(Figure data in JSON)
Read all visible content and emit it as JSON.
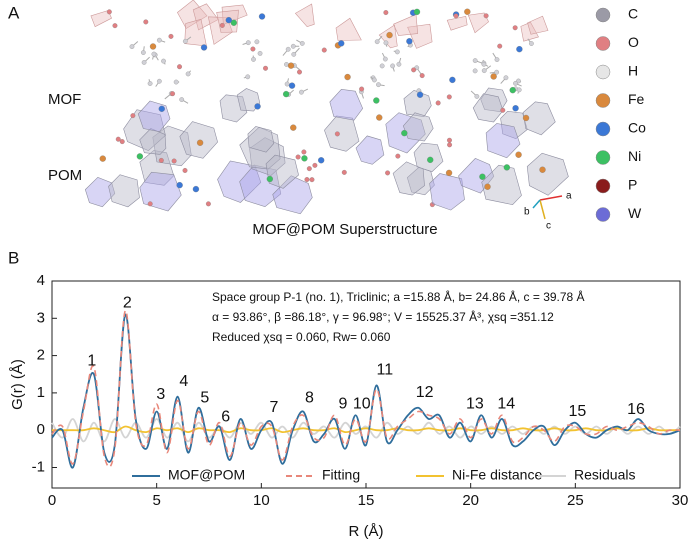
{
  "panel_a": {
    "label": "A",
    "mof_label": "MOF",
    "pom_label": "POM",
    "caption": "MOF@POM Superstructure",
    "axes": [
      "a",
      "b",
      "c"
    ],
    "elements": [
      {
        "name": "C",
        "color": "#9b9aa6"
      },
      {
        "name": "O",
        "color": "#e07f82"
      },
      {
        "name": "H",
        "color": "#e6e6e6"
      },
      {
        "name": "Fe",
        "color": "#d9893d"
      },
      {
        "name": "Co",
        "color": "#3b78d6"
      },
      {
        "name": "Ni",
        "color": "#3cc063"
      },
      {
        "name": "P",
        "color": "#8a1c1c"
      },
      {
        "name": "W",
        "color": "#6c6cd6"
      }
    ]
  },
  "chart_data": {
    "type": "line",
    "panel_label": "B",
    "x_label": "R (Å)",
    "y_label": "G(r) (Å)",
    "info": [
      "Space group P-1 (no. 1), Triclinic; a =15.88 Å, b= 24.86 Å, c = 39.78 Å",
      "α = 93.86°, β =86.18°, γ = 96.98°; V = 15525.37 Å³, χsq =351.12",
      "Reduced χsq = 0.060, Rw= 0.060"
    ],
    "xlim": [
      0,
      30
    ],
    "xticks": [
      0,
      5,
      10,
      15,
      20,
      25,
      30
    ],
    "ylim": [
      -1.55,
      4
    ],
    "yticks": [
      -1,
      0,
      1,
      2,
      3,
      4
    ],
    "x": [
      0,
      0.5,
      1,
      1.5,
      2,
      2.5,
      3,
      3.5,
      4,
      4.5,
      5,
      5.5,
      6,
      6.5,
      7,
      7.5,
      8,
      8.5,
      9,
      9.5,
      10,
      10.5,
      11,
      11.5,
      12,
      12.5,
      13,
      13.5,
      14,
      14.5,
      15,
      15.5,
      16,
      16.5,
      17,
      17.5,
      18,
      18.5,
      19,
      19.5,
      20,
      20.5,
      21,
      21.5,
      22,
      22.5,
      23,
      23.5,
      24,
      24.5,
      25,
      25.5,
      26,
      26.5,
      27,
      27.5,
      28,
      28.5,
      29,
      29.5,
      30
    ],
    "series": [
      {
        "name": "Residuals",
        "color": "#d4d4d4",
        "style": "solid",
        "values": [
          0.2,
          -0.2,
          0.3,
          -0.3,
          0.2,
          -0.3,
          0.3,
          -0.2,
          0.2,
          -0.2,
          0.3,
          -0.2,
          0.2,
          -0.3,
          0.2,
          -0.2,
          0.1,
          -0.2,
          0.2,
          -0.1,
          0.2,
          -0.2,
          0.1,
          -0.2,
          0.2,
          -0.1,
          0.1,
          -0.2,
          0.2,
          -0.1,
          0.1,
          -0.2,
          0.2,
          -0.1,
          0.1,
          -0.1,
          0.2,
          -0.1,
          0.1,
          -0.2,
          0.1,
          -0.1,
          0.1,
          -0.1,
          0.1,
          -0.1,
          0.1,
          -0.1,
          0.1,
          -0.1,
          0.1,
          -0.1,
          0.1,
          -0.1,
          0.1,
          -0.1,
          0.1,
          -0.1,
          0.1,
          -0.1,
          0.1
        ]
      },
      {
        "name": "Ni-Fe distance",
        "color": "#f2c230",
        "style": "solid",
        "values": [
          0,
          0,
          0,
          0,
          0.05,
          0,
          -0.05,
          0.1,
          0,
          -0.05,
          0.05,
          0,
          0.05,
          -0.05,
          0.05,
          0,
          0,
          -0.05,
          0.05,
          0,
          0,
          0.05,
          -0.05,
          0,
          0.05,
          0,
          0,
          0.05,
          -0.05,
          0,
          0.05,
          0,
          0,
          0.05,
          0,
          0,
          0.05,
          0,
          0,
          0.05,
          0,
          0,
          0.05,
          0,
          0,
          0.05,
          0,
          0,
          0.05,
          0,
          0,
          0.05,
          0,
          0,
          0.05,
          0,
          0,
          0.05,
          0,
          0,
          0
        ]
      },
      {
        "name": "MOF@POM",
        "color": "#2f6e9c",
        "style": "solid",
        "values": [
          -0.2,
          0.0,
          -1.0,
          0.6,
          1.5,
          -0.6,
          -0.4,
          3.1,
          0.3,
          -0.5,
          0.5,
          -0.5,
          0.9,
          -0.6,
          0.6,
          -0.3,
          0.1,
          -0.8,
          0.3,
          -0.5,
          0.0,
          0.2,
          -0.9,
          0.0,
          0.5,
          -0.3,
          -0.1,
          0.3,
          -0.5,
          0.4,
          -0.4,
          1.2,
          -0.3,
          0.0,
          0.4,
          0.6,
          0.3,
          0.4,
          -0.2,
          0.2,
          -0.3,
          0.4,
          -0.2,
          0.3,
          -0.4,
          -0.3,
          0.0,
          0.1,
          -0.4,
          0.0,
          0.2,
          -0.1,
          -0.2,
          0.0,
          0.1,
          0.0,
          0.3,
          0.0,
          -0.1,
          -0.1,
          0.0
        ]
      },
      {
        "name": "Fitting",
        "color": "#e8877a",
        "style": "dashed",
        "values": [
          -0.1,
          0.1,
          -0.9,
          0.5,
          1.7,
          -0.7,
          -0.5,
          3.2,
          0.2,
          -0.4,
          0.7,
          -0.6,
          0.8,
          -0.5,
          0.5,
          -0.4,
          0.2,
          -0.7,
          0.2,
          -0.4,
          0.1,
          0.1,
          -0.8,
          0.1,
          0.4,
          -0.2,
          -0.2,
          0.4,
          -0.4,
          0.3,
          -0.3,
          1.1,
          -0.2,
          0.1,
          0.3,
          0.5,
          0.4,
          0.3,
          -0.1,
          0.3,
          -0.2,
          0.3,
          -0.1,
          0.4,
          -0.3,
          -0.2,
          0.1,
          0.0,
          -0.3,
          0.1,
          0.1,
          -0.1,
          -0.1,
          0.1,
          0.0,
          0.1,
          0.2,
          0.1,
          -0.1,
          0.0,
          0.0
        ]
      }
    ],
    "legend_order": [
      2,
      3,
      1,
      0
    ],
    "annotations": [
      {
        "text": "1",
        "x": 1.9,
        "y": 1.85
      },
      {
        "text": "2",
        "x": 3.6,
        "y": 3.4
      },
      {
        "text": "3",
        "x": 5.2,
        "y": 0.95
      },
      {
        "text": "4",
        "x": 6.3,
        "y": 1.3
      },
      {
        "text": "5",
        "x": 7.3,
        "y": 0.85
      },
      {
        "text": "6",
        "x": 8.3,
        "y": 0.35
      },
      {
        "text": "7",
        "x": 10.6,
        "y": 0.6
      },
      {
        "text": "8",
        "x": 12.3,
        "y": 0.85
      },
      {
        "text": "9",
        "x": 13.9,
        "y": 0.7
      },
      {
        "text": "10",
        "x": 14.8,
        "y": 0.7
      },
      {
        "text": "11",
        "x": 15.9,
        "y": 1.6
      },
      {
        "text": "12",
        "x": 17.8,
        "y": 1.0
      },
      {
        "text": "13",
        "x": 20.2,
        "y": 0.7
      },
      {
        "text": "14",
        "x": 21.7,
        "y": 0.7
      },
      {
        "text": "15",
        "x": 25.1,
        "y": 0.5
      },
      {
        "text": "16",
        "x": 27.9,
        "y": 0.55
      }
    ]
  }
}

§ **Given task**:
Tally the lines of the data that hold the string "color". Answer with the number and nothing more.

§ **Output below**:
12